● The tasks
• A. Transcribe the stretch of the book review from "Review #175: The" through "new life there.".
• B. According to the book review, in what region is Stagcote Manor?

● Source passage
□ □ □ □ □ □ □

30 March 2015

Review #175: The Prophecy of Bees by R.S. Pateman

My rating: 4 of 5 stars

“Believe only half of what you see and nothing that you hear.”

----Edgar Allan Poe

R.S. Pateman, an English author, has penned a spine-chilling and intriguing tale about old manors, small English countrysides, folklore, trumpets and bees in his latest thriller-cum-horror novel, The Prophecy of Bees.


When Lindy, a recently widowed American expat, buys a large manor house in the Cotswolds, she thinks it’s the fresh start she and her wayward daughter Izzy need. Stagcote Manor is a large, rambling house with a rich history and Lindy is thrilled at the prospect of their new life there.

Izzy, however, is less convinced. She longs to be back in the hustle and bustle of London. There's something unnerving about the house that she can’t quite put her finger on. And as Izzy begins to immerse herself in Stagcote life, she gradually realizes the locals have a lot of strange and disturbing superstitions, many of them related to the manor.

When Izzy begins to investigate the history of the house, her unease soon darkens to fear as the manor’s dark past finally comes to light.

Isabella along with her mother, Lindy, leaves their posh upstate home in London to their new manor in Cotswolds for a fresh start in their lives. Upon their arrival, Isabella, a.k.a, Izzy started to realize the unnatural essence of some one's presence in the air. Slowly mystery started to unfold when one unnatural event after another happens in the manor forcing Izzy to believe the impossible, on the other hand, her mom, Lindy thinks the opposite. Lindy believes that her rebellious daughter who didn't want to throw away her London life, is concocting stories to force them go back to their home in London. Will Izzy be able to make her mother believe about the legends surrounding the manor which if not paid heed to might kill them, like those other manor residents?

The plot building is done brilliantly by the author. As the story progresses, tension builds up gradually at every nook and corner thus keeping us thoroughly engrossed within it. The writing is fantastic and in a way- gripping with carefully chosen words. The visual imagery of the whole backdrop is quite vivid thus letting us see every detailing of this weird and old manor. The more we read, the more we lose ourselves in the underlying mystery of this manor. The author has woven the mystery layer-by-layer running deep into the heart of the story which contains an entangled web of conundrum.

□ □ □ □ □ □ □

● Dataset records

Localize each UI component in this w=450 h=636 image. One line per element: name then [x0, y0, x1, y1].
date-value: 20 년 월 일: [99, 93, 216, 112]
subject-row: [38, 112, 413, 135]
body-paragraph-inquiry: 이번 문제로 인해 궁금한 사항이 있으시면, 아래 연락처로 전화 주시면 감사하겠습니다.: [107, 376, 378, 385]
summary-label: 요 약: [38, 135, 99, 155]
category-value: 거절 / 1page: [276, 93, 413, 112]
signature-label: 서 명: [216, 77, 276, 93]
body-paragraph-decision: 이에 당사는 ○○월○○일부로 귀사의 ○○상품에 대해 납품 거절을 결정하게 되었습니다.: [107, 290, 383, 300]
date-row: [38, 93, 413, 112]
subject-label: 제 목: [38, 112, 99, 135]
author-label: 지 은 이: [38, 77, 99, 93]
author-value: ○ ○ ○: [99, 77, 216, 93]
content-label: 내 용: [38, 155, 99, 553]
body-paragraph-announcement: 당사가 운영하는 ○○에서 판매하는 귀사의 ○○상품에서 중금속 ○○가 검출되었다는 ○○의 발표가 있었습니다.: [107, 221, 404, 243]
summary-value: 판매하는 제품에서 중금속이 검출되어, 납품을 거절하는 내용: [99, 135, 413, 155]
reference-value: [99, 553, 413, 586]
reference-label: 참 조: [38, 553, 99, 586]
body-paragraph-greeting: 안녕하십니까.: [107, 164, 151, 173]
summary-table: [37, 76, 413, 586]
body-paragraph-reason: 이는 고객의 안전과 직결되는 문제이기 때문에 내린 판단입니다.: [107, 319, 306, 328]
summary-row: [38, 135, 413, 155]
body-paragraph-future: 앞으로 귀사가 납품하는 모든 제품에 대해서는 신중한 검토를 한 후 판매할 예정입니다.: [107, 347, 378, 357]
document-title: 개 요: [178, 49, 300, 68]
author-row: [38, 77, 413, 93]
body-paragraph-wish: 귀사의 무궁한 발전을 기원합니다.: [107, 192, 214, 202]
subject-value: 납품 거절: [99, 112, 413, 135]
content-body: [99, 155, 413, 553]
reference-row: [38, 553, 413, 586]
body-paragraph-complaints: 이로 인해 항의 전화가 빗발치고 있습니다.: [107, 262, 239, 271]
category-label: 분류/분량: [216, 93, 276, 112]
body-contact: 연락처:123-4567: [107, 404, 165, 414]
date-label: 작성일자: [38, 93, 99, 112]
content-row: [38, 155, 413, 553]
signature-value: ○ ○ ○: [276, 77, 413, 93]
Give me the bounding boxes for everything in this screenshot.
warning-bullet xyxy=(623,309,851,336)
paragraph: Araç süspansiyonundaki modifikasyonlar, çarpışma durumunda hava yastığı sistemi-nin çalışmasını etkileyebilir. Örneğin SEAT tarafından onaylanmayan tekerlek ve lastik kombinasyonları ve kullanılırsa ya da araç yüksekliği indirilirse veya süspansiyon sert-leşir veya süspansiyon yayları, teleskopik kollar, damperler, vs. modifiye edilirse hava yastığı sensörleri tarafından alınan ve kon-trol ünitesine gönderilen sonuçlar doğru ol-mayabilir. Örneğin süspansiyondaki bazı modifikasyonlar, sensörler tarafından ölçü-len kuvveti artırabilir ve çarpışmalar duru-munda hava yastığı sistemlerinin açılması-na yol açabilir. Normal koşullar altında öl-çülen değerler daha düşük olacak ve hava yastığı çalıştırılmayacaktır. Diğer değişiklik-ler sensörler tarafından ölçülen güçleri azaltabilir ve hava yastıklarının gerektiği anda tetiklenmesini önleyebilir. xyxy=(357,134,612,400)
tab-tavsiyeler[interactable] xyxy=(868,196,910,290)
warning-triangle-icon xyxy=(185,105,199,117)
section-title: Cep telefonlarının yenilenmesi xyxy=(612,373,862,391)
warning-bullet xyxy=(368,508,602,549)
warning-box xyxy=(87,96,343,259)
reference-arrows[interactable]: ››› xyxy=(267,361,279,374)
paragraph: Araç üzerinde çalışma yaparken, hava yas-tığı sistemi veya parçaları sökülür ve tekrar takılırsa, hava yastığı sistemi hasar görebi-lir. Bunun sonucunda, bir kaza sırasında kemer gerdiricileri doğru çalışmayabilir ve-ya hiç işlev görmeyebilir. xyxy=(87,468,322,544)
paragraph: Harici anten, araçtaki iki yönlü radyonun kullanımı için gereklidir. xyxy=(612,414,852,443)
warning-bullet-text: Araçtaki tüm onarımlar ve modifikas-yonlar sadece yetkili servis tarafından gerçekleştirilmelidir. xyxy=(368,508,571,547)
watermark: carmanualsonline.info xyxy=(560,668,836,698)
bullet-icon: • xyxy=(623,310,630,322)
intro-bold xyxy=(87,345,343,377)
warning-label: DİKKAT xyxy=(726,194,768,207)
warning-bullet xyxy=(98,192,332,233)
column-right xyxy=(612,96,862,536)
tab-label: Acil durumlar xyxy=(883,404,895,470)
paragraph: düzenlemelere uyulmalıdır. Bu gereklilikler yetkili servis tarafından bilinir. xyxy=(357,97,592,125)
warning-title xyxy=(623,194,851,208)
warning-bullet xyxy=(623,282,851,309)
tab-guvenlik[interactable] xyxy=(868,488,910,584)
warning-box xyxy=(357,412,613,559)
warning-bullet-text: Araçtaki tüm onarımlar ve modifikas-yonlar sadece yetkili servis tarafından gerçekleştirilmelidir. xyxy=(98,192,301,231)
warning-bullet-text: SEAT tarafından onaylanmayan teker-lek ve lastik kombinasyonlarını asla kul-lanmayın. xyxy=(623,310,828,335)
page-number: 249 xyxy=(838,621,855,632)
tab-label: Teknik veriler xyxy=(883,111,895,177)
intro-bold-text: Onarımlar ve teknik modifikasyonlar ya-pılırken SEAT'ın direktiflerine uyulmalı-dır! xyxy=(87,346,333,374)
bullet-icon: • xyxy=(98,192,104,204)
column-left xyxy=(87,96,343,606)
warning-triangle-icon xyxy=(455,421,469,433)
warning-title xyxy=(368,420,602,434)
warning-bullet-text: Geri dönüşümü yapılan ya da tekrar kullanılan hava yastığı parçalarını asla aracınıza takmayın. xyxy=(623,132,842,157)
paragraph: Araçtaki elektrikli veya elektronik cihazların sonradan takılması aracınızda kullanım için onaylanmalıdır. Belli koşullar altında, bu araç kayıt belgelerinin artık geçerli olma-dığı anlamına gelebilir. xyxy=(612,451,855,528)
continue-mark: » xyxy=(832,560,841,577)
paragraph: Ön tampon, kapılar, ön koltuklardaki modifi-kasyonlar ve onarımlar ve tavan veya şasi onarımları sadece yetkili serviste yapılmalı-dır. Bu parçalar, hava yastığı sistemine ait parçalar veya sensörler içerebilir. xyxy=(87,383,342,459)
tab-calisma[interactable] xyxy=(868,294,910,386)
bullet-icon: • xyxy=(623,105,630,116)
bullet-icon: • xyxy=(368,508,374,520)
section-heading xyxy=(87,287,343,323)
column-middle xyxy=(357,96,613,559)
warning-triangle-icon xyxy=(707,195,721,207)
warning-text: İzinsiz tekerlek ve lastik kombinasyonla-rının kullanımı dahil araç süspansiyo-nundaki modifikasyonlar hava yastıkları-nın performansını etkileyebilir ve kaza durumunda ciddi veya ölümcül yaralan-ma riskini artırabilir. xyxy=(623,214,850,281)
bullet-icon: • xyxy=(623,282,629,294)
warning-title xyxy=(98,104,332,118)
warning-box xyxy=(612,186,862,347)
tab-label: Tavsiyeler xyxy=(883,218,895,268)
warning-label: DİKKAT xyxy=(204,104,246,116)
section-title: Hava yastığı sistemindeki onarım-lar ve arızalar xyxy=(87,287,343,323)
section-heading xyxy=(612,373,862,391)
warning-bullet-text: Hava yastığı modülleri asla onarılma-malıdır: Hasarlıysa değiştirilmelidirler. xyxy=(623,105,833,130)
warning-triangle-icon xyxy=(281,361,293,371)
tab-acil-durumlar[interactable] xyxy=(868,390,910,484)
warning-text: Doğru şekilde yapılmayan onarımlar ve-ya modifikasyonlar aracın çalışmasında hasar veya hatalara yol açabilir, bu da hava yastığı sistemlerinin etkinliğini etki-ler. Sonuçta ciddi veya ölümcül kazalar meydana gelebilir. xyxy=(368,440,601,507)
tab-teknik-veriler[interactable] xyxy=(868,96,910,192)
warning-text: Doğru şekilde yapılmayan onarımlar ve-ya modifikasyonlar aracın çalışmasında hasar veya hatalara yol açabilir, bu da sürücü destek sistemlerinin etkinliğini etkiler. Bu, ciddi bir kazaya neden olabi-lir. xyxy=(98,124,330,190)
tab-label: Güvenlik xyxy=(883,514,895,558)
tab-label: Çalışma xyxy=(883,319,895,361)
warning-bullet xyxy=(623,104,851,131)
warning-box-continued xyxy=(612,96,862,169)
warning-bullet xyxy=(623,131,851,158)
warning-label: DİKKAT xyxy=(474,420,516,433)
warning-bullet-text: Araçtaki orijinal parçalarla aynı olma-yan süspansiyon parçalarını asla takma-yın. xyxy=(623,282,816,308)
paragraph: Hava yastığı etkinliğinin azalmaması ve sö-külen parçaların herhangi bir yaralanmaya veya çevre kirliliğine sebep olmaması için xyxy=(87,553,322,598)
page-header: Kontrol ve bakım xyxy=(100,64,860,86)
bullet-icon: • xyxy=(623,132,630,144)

□ □ □ □ □ □ □

● The responses
• A.
Review #175: The Prophecy of Bees by R.S. Pateman

My rating: 4 of 5 stars

“Believe only half of what you see and nothing that you hear.”

----Edgar Allan Poe

R.S. Pateman, an English author, has penned a spine-chilling and intriguing tale about old manors, small English countrysides, folklore, trumpets and bees in his latest thriller-cum-horror novel, The Prophecy of Bees.


When Lindy, a recently widowed American expat, buys a large manor house in the Cotswolds, she thinks it’s the fresh start she and her wayward daughter Izzy need. Stagcote Manor is a large, rambling house with a rich history and Lindy is thrilled at the prospect of their new life there.

• B. The Cotswolds.